Task
Copy out every line of the data below without changing anything.

Coordinate annotation data:
★ ★ ★ ★

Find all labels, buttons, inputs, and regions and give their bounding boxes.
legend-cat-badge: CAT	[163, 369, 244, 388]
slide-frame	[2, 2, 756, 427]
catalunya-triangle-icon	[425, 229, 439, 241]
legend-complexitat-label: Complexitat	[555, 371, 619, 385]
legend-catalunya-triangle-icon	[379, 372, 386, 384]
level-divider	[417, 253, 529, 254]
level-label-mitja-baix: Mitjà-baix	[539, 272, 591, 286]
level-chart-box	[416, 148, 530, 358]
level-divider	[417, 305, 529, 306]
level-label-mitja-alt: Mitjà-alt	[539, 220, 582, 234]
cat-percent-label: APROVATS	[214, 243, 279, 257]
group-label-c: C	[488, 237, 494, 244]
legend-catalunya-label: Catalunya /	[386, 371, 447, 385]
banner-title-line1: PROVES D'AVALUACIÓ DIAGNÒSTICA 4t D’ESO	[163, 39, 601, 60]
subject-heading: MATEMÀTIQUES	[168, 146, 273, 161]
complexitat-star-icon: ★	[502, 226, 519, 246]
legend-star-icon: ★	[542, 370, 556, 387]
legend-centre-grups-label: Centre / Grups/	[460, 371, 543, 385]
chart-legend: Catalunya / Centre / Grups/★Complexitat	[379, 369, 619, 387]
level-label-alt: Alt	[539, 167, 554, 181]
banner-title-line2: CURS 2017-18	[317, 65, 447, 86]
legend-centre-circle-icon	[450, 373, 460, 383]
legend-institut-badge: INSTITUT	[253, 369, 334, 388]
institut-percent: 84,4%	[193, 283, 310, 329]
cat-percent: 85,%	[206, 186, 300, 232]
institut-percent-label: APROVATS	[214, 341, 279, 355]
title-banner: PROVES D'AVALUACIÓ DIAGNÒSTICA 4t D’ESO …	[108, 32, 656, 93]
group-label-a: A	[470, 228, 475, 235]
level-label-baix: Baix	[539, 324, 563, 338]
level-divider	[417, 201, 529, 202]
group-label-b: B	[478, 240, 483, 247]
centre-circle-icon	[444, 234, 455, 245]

★ ★ ★ ★

Expected output
Find all labels, buttons, inputs, and regions and give their bounding boxes.
legend-cat-badge: CAT	[163, 369, 244, 388]
slide-frame	[2, 2, 756, 427]
catalunya-triangle-icon	[425, 229, 439, 241]
legend-complexitat-label: Complexitat	[555, 371, 619, 385]
legend-catalunya-triangle-icon	[379, 372, 386, 384]
level-divider	[417, 253, 529, 254]
level-label-mitja-baix: Mitjà-baix	[539, 272, 591, 286]
level-chart-box	[416, 148, 530, 358]
level-divider	[417, 305, 529, 306]
level-label-mitja-alt: Mitjà-alt	[539, 220, 582, 234]
cat-percent-label: APROVATS	[214, 243, 279, 257]
group-label-c: C	[488, 237, 494, 244]
legend-catalunya-label: Catalunya /	[386, 371, 447, 385]
banner-title-line1: PROVES D'AVALUACIÓ DIAGNÒSTICA 4t D’ESO	[163, 39, 601, 60]
subject-heading: MATEMÀTIQUES	[168, 146, 273, 161]
complexitat-star-icon: ★	[502, 226, 519, 246]
legend-star-icon: ★	[542, 370, 556, 387]
legend-centre-grups-label: Centre / Grups/	[460, 371, 543, 385]
chart-legend: Catalunya / Centre / Grups/★Complexitat	[379, 369, 619, 387]
level-label-alt: Alt	[539, 167, 554, 181]
banner-title-line2: CURS 2017-18	[317, 65, 447, 86]
legend-centre-circle-icon	[450, 373, 460, 383]
legend-institut-badge: INSTITUT	[253, 369, 334, 388]
institut-percent: 84,4%	[193, 283, 310, 329]
cat-percent: 85,%	[206, 186, 300, 232]
institut-percent-label: APROVATS	[214, 341, 279, 355]
title-banner: PROVES D'AVALUACIÓ DIAGNÒSTICA 4t D’ESO …	[108, 32, 656, 93]
group-label-a: A	[470, 228, 475, 235]
level-label-baix: Baix	[539, 324, 563, 338]
level-divider	[417, 201, 529, 202]
group-label-b: B	[478, 240, 483, 247]
centre-circle-icon	[444, 234, 455, 245]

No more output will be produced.